Report how many lines hold the string "fell". Give the number and nothing else.

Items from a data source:
-- begin --

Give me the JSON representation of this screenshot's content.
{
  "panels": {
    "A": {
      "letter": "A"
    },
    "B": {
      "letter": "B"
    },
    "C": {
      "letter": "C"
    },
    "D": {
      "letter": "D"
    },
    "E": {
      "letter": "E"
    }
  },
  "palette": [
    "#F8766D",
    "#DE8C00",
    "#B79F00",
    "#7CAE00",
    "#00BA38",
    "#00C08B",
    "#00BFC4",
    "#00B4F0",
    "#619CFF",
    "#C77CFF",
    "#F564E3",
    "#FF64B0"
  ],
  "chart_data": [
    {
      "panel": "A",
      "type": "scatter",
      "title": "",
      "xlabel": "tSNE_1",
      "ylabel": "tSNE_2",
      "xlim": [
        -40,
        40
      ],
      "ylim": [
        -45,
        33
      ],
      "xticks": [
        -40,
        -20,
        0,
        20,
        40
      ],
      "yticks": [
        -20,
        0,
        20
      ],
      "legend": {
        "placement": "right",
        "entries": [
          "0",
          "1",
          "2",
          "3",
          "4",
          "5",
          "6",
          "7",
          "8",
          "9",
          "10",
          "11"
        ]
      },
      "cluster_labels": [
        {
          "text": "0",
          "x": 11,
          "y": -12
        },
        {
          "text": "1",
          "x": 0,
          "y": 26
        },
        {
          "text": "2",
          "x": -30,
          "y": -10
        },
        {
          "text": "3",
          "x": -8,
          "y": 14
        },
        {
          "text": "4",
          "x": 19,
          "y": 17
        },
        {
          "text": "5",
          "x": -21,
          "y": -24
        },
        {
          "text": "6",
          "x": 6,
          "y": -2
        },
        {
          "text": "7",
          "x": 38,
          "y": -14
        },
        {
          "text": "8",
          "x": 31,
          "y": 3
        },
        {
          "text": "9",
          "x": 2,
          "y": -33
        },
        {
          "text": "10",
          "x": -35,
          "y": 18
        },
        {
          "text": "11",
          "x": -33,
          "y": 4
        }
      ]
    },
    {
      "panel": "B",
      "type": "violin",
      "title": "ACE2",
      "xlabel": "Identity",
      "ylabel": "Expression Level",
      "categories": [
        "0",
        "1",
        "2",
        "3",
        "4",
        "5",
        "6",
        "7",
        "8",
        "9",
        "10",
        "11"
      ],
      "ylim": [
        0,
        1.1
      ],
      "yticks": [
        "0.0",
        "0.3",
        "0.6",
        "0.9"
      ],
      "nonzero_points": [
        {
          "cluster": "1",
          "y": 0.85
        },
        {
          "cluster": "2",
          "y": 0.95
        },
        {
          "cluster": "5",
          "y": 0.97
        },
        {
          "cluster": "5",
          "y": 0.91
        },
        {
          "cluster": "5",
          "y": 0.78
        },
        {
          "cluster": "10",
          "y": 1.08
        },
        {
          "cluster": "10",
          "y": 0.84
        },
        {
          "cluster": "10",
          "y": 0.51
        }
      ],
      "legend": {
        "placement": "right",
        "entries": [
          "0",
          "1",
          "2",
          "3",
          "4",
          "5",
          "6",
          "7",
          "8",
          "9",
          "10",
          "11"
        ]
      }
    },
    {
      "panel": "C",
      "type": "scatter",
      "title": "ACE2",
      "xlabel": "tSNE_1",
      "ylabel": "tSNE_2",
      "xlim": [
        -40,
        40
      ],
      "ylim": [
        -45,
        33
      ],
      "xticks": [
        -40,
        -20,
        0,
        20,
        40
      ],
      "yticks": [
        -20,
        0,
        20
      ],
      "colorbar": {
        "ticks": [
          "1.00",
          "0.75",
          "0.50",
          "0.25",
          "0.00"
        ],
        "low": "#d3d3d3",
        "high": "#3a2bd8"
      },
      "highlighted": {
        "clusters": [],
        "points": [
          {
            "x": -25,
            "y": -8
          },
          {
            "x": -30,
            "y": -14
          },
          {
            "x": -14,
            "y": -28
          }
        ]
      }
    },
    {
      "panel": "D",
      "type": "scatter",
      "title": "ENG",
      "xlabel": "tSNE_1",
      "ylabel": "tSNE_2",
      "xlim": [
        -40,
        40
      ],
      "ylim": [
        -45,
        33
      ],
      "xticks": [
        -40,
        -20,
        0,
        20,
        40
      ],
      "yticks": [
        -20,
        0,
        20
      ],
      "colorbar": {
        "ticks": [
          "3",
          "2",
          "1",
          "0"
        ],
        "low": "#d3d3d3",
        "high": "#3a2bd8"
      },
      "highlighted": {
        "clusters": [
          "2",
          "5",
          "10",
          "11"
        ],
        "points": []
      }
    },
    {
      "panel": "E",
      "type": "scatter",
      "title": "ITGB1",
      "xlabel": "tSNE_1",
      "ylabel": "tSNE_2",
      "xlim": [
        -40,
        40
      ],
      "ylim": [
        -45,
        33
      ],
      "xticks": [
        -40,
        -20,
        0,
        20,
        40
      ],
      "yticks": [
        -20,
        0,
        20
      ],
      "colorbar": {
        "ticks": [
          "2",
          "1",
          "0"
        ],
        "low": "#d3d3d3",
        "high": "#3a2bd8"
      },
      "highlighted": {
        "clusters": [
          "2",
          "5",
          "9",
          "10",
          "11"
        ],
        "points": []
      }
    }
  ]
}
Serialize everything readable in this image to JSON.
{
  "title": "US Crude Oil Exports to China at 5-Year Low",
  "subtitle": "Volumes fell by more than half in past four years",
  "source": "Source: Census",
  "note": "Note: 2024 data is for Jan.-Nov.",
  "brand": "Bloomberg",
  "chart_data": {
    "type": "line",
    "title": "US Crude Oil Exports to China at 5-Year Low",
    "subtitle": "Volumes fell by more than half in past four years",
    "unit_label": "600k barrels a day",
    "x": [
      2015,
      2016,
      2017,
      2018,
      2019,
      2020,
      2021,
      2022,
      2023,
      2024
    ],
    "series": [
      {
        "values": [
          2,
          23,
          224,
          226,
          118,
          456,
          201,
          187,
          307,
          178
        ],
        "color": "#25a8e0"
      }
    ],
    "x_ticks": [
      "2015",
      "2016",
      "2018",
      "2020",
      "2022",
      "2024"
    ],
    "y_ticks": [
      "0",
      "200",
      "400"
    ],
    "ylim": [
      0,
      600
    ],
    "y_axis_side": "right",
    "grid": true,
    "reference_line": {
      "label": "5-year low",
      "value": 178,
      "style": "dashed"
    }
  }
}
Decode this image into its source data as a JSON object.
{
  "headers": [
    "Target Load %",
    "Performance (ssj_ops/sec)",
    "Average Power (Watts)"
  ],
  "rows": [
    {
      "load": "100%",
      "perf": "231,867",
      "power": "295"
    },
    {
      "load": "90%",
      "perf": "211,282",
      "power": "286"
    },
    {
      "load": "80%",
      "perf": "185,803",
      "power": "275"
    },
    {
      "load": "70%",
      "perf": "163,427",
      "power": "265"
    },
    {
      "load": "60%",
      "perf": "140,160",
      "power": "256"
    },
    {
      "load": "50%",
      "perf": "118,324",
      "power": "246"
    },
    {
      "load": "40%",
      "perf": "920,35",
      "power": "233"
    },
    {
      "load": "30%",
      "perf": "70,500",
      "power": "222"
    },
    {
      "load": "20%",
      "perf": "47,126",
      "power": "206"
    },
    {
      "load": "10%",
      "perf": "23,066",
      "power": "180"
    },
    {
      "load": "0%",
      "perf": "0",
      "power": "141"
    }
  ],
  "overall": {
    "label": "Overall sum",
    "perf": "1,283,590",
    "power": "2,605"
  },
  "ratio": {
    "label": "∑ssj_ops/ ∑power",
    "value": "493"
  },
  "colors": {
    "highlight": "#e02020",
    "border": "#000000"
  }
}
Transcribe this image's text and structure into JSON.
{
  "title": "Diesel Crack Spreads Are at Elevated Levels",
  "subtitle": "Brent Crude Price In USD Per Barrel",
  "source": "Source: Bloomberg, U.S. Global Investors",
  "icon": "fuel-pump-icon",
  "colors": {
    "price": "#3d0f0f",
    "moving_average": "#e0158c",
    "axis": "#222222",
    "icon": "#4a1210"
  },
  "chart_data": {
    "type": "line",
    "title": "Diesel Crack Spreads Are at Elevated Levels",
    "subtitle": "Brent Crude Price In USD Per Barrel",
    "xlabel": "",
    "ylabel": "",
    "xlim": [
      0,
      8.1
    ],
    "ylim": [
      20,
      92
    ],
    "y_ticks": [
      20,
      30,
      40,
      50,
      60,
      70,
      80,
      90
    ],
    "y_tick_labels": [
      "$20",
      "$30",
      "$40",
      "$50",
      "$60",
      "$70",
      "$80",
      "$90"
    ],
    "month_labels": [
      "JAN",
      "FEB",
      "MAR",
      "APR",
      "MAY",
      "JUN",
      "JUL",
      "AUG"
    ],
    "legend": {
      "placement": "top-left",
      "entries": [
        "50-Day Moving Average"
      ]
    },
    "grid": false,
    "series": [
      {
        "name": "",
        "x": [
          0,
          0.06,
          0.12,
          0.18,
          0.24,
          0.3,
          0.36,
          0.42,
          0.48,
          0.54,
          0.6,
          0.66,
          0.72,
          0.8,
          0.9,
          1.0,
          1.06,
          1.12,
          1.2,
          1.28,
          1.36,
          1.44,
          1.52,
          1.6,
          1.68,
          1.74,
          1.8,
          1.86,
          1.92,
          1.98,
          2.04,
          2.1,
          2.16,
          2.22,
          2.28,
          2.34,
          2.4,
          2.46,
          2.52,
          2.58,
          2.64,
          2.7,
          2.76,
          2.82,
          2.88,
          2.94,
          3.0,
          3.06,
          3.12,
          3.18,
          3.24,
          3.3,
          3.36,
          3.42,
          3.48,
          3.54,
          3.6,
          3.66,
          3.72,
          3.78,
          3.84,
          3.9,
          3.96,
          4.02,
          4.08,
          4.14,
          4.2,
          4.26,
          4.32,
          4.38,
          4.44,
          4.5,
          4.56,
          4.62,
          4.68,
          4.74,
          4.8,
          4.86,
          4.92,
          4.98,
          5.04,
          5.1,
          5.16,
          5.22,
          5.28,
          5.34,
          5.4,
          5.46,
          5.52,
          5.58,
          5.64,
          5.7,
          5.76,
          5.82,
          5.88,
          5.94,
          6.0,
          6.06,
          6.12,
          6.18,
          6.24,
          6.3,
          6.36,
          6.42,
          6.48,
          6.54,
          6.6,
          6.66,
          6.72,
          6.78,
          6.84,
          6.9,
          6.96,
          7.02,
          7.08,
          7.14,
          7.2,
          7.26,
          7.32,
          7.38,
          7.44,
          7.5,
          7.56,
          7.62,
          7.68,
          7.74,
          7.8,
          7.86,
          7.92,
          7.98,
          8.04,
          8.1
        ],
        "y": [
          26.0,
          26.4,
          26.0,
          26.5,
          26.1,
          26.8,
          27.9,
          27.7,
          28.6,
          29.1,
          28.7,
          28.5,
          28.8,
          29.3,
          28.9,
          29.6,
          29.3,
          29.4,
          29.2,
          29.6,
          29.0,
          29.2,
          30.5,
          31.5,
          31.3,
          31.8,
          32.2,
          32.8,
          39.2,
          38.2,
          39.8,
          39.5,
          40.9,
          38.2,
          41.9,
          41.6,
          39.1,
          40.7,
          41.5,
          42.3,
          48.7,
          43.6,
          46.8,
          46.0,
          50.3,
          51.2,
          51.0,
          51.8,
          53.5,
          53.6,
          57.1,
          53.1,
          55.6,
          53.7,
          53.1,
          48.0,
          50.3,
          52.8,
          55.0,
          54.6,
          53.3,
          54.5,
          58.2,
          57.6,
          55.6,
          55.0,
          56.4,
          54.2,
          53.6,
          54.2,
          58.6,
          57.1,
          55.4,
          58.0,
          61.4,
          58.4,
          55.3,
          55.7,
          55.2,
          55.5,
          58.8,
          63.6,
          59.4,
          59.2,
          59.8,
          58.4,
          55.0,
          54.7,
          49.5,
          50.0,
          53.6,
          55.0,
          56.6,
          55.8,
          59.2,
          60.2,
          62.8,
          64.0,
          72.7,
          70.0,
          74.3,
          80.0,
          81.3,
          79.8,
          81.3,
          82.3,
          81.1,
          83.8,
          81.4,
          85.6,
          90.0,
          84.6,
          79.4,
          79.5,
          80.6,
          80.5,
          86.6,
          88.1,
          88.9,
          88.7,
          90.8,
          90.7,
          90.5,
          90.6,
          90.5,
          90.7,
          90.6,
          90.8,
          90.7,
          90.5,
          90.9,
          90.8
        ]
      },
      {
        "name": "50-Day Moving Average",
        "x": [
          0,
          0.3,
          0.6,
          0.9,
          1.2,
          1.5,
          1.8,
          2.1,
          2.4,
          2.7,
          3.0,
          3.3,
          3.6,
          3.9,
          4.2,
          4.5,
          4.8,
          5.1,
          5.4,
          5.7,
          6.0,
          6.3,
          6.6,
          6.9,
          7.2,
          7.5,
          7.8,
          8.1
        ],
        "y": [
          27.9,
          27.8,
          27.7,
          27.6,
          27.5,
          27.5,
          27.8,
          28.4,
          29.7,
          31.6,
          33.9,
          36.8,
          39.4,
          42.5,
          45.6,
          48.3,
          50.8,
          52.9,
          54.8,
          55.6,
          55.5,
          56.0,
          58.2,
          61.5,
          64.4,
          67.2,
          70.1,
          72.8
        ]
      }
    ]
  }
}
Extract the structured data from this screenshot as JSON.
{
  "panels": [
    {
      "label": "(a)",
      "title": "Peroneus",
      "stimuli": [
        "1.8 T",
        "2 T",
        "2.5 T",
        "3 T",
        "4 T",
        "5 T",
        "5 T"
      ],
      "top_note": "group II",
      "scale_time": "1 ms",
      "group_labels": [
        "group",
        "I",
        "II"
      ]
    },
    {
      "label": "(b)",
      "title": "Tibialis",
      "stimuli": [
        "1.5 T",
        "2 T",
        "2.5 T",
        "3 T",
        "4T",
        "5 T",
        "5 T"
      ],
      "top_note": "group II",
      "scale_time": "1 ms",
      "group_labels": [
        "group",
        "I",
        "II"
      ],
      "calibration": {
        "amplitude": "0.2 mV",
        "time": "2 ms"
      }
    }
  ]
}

-- end --

Correct result — 2